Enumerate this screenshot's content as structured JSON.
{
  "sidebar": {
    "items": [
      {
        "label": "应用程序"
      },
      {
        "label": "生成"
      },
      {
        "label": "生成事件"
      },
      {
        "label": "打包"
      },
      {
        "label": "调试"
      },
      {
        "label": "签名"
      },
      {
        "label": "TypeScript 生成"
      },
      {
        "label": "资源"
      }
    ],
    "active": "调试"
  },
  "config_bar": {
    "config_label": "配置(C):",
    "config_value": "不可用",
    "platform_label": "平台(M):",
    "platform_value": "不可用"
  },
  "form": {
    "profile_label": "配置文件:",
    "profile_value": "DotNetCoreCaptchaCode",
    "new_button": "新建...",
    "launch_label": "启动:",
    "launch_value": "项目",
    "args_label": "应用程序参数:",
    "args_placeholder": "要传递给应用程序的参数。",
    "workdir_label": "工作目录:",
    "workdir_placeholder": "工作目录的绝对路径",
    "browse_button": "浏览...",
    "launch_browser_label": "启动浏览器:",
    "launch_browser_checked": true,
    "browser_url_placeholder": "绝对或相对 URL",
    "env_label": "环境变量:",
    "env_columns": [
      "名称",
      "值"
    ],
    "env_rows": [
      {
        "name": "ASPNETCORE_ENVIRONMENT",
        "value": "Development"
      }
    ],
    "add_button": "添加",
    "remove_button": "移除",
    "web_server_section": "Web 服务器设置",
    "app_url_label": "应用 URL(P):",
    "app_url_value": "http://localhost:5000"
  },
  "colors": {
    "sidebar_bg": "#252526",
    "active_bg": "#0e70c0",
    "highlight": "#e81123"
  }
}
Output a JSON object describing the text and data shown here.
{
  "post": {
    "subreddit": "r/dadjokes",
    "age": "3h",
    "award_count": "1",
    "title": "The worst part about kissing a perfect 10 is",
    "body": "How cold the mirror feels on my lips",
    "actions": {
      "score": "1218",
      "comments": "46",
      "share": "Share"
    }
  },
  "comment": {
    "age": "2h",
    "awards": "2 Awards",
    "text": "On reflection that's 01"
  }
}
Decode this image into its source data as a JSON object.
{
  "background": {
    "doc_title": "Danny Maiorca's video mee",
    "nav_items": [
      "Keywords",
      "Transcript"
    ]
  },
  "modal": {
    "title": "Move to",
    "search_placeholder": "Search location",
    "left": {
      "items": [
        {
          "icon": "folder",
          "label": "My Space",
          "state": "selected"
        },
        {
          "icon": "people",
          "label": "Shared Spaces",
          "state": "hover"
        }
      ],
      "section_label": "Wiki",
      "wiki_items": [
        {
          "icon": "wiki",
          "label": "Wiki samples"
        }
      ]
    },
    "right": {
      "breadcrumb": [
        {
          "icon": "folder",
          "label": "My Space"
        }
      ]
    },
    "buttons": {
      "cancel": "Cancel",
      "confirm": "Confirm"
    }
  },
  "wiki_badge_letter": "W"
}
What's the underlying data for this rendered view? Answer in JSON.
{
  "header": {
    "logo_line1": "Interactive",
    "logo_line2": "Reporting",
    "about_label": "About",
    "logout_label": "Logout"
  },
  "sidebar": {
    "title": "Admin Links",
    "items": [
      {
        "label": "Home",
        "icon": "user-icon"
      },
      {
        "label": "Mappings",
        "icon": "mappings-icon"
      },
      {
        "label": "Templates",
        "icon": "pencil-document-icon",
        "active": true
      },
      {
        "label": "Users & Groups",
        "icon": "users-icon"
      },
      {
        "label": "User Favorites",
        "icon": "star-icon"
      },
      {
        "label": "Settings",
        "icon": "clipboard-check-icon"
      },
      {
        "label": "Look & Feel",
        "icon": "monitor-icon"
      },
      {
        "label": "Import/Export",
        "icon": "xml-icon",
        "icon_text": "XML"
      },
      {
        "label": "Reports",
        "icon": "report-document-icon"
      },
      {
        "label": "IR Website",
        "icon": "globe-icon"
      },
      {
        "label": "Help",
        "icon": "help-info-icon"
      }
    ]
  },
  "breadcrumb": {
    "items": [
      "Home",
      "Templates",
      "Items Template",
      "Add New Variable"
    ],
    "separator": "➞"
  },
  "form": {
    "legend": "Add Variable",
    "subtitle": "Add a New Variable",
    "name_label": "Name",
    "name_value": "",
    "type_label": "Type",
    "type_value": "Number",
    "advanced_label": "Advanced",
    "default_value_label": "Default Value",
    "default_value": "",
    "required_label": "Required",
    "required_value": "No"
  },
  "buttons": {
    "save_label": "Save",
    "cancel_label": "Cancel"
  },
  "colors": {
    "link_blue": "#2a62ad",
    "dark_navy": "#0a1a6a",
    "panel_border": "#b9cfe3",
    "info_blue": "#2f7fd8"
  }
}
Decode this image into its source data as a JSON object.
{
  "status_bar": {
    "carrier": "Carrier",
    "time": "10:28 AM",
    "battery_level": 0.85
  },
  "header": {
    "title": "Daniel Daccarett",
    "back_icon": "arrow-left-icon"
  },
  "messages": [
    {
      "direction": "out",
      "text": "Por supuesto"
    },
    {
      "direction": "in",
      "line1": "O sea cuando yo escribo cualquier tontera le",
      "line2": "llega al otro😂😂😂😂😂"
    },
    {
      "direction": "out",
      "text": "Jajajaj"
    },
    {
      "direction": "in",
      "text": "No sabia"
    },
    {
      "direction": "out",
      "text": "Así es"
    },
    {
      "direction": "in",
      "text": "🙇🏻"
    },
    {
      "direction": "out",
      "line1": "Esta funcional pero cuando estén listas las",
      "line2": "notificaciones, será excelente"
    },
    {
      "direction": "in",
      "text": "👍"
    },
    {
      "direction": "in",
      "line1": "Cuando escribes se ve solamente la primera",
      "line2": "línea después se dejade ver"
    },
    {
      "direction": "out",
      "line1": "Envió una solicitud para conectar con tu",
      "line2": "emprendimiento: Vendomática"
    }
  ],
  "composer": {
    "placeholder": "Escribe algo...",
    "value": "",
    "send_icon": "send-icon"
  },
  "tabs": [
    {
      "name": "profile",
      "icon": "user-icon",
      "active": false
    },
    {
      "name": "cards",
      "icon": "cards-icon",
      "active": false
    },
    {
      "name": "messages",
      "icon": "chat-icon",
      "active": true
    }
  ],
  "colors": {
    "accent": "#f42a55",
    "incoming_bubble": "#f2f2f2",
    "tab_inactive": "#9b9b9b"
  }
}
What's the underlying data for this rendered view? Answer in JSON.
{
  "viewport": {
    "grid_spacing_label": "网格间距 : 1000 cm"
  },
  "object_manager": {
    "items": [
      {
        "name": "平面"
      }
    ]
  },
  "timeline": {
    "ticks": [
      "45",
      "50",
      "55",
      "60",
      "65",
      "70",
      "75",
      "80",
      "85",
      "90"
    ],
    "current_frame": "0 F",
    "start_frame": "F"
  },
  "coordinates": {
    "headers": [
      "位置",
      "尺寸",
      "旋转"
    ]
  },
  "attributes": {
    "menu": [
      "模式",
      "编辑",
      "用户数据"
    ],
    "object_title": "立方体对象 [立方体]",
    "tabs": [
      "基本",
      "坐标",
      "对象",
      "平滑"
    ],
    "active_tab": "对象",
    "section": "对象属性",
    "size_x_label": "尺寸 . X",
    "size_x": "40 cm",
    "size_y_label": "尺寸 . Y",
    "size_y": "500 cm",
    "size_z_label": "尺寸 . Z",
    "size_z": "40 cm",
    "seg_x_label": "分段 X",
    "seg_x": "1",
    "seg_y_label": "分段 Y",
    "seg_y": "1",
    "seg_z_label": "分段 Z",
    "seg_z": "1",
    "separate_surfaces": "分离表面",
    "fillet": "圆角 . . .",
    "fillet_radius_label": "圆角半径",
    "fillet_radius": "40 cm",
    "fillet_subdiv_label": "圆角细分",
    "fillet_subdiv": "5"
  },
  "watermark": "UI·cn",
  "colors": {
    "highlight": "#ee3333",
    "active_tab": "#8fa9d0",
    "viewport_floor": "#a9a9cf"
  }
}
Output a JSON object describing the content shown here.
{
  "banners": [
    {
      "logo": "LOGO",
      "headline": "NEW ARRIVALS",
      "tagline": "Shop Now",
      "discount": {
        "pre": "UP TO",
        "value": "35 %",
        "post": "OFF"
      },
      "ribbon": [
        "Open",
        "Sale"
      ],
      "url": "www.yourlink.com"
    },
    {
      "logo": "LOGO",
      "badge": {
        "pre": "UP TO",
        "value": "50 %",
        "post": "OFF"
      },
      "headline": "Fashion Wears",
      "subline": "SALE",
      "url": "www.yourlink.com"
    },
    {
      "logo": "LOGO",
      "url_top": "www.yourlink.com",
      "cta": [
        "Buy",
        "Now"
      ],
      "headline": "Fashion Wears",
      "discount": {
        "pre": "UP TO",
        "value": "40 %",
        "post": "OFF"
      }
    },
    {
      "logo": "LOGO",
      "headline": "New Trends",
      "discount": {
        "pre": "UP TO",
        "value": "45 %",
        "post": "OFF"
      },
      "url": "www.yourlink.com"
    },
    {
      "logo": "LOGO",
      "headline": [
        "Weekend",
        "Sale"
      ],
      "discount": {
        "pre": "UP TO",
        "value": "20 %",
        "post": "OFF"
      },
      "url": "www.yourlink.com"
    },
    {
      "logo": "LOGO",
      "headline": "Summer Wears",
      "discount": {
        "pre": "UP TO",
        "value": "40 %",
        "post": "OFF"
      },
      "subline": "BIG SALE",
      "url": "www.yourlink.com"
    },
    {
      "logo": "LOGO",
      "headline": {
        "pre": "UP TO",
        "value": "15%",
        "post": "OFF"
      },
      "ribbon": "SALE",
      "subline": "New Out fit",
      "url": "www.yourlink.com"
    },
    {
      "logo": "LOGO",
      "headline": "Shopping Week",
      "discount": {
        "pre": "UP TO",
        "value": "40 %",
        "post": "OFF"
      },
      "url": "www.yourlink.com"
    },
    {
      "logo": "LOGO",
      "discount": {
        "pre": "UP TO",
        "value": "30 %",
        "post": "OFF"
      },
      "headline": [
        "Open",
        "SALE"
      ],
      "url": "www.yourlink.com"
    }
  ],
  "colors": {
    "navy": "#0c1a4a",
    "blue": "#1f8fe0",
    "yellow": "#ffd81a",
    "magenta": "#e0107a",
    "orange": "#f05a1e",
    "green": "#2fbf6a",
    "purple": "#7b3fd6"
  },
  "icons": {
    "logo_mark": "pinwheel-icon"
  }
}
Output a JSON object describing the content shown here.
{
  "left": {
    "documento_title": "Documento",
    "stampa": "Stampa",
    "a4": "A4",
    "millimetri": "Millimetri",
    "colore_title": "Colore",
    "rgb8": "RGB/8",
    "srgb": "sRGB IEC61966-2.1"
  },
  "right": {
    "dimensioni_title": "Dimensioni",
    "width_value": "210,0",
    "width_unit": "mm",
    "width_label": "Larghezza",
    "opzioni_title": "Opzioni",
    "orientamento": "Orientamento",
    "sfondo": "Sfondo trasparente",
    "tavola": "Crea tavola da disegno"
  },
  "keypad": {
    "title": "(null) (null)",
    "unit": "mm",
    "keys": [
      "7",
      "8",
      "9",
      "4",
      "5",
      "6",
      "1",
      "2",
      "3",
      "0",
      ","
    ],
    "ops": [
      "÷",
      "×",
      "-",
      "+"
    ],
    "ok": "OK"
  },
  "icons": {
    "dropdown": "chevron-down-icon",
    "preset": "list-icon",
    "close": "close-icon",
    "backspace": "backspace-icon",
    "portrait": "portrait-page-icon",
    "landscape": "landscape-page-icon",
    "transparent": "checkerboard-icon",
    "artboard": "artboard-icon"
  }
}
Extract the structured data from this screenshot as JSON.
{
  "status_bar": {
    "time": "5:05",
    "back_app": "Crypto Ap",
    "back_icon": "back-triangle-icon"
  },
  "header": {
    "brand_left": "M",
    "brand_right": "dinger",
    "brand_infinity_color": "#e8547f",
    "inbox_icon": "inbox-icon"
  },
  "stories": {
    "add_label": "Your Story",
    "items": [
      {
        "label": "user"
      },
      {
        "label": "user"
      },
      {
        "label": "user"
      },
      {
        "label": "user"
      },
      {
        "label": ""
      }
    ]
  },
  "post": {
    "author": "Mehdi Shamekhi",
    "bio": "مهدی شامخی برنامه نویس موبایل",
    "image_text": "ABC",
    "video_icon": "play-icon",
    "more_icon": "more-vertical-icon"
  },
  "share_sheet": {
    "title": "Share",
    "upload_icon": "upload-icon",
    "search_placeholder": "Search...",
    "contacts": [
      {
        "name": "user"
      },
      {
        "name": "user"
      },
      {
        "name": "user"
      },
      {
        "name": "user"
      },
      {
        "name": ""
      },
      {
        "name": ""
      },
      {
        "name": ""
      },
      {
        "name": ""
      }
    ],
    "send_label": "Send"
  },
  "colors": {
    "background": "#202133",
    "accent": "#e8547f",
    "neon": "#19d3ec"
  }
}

> **Brief**: Single out each line of the records above with the string "subline" in it, and copy it.

> **Full response**:
      "subline": "SALE",
      "subline": "BIG SALE",
      "subline": "New Out fit",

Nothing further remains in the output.